● TASK GOAL: In the listing below, locate the lines that hold "icon" and copy them.

──────── RECORDS SUPPLIED

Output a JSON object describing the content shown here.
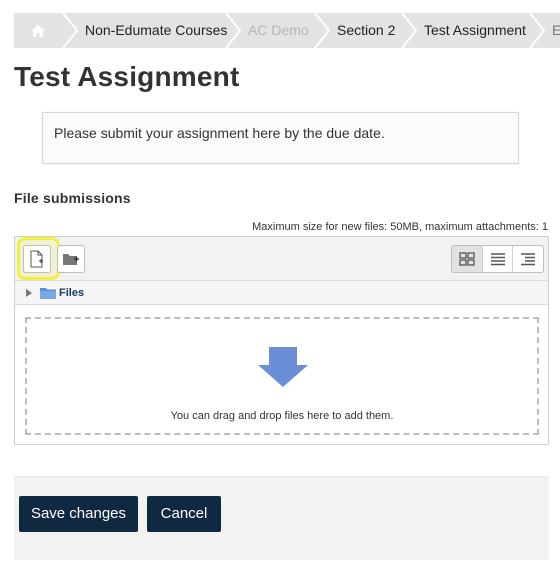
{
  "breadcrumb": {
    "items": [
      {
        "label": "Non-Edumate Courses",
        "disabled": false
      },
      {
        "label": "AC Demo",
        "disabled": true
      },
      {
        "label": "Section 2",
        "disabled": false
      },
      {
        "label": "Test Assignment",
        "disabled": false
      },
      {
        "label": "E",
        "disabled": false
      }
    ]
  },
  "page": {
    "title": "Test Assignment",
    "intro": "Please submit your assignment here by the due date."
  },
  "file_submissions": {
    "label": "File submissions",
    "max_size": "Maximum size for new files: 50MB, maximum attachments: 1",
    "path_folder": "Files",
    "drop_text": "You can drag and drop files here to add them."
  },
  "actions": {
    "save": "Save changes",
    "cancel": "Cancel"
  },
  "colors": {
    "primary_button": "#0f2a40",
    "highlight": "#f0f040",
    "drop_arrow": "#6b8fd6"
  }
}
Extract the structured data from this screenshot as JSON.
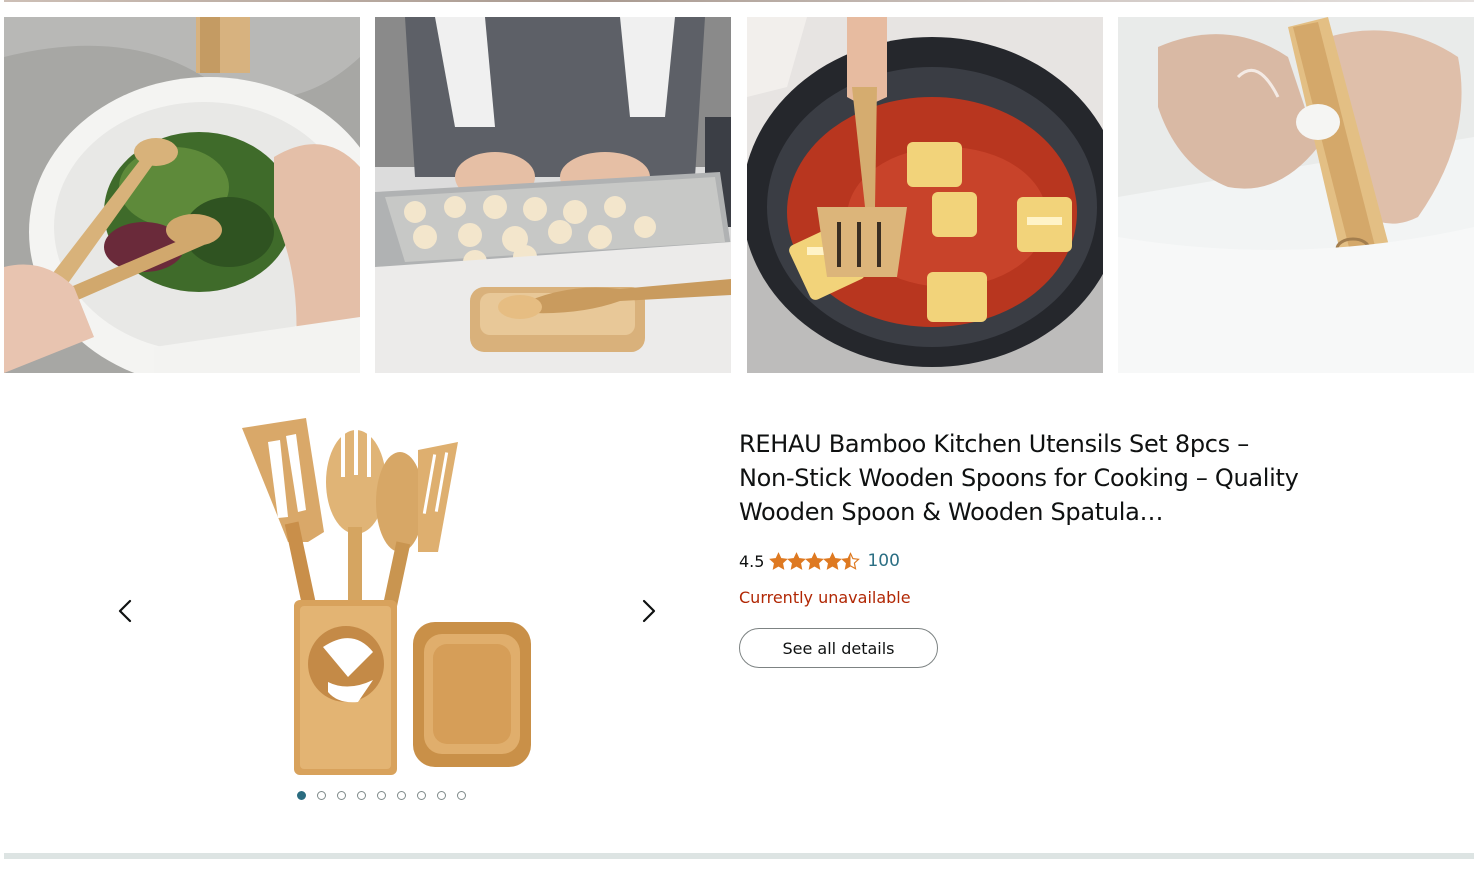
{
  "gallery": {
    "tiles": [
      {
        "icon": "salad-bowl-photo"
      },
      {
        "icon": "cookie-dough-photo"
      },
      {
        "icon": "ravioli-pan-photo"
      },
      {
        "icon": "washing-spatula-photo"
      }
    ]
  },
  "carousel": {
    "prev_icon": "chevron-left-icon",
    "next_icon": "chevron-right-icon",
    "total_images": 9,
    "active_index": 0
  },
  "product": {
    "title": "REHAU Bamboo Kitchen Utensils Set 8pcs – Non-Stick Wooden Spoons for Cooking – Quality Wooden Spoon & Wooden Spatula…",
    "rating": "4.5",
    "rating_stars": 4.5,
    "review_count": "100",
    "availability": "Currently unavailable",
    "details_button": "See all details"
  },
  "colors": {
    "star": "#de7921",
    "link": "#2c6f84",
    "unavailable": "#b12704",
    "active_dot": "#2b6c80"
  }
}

────────────────

● RESPONSE TO THE EXERCISE:
        "icon": "salad-bowl-photo"
        "icon": "cookie-dough-photo"
        "icon": "ravioli-pan-photo"
        "icon": "washing-spatula-photo"
    "prev_icon": "chevron-left-icon",
    "next_icon": "chevron-right-icon",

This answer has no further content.